- _Work required_: Pull every line containing "data" from the entries.

━━━

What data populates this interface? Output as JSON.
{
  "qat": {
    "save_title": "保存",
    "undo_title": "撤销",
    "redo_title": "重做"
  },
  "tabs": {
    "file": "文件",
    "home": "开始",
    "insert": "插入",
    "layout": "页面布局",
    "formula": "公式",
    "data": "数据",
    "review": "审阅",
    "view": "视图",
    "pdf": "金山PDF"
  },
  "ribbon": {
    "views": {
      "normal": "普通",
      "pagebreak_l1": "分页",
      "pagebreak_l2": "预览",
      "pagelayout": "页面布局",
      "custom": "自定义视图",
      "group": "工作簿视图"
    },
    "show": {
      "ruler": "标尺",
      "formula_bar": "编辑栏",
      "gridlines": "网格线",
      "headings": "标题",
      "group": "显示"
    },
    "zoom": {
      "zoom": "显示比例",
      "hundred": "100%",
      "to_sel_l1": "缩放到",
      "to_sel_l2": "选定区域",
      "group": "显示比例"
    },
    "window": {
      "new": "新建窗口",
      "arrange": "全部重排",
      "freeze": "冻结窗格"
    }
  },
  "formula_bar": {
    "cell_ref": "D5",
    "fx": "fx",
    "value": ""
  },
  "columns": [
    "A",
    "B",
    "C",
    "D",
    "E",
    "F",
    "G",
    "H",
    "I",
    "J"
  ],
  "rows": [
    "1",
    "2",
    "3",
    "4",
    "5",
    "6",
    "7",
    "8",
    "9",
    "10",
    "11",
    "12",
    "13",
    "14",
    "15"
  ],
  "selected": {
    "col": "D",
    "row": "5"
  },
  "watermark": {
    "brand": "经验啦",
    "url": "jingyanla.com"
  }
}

━━━

- _Response_:
What data populates this interface? Output as JSON.
    "data": "数据",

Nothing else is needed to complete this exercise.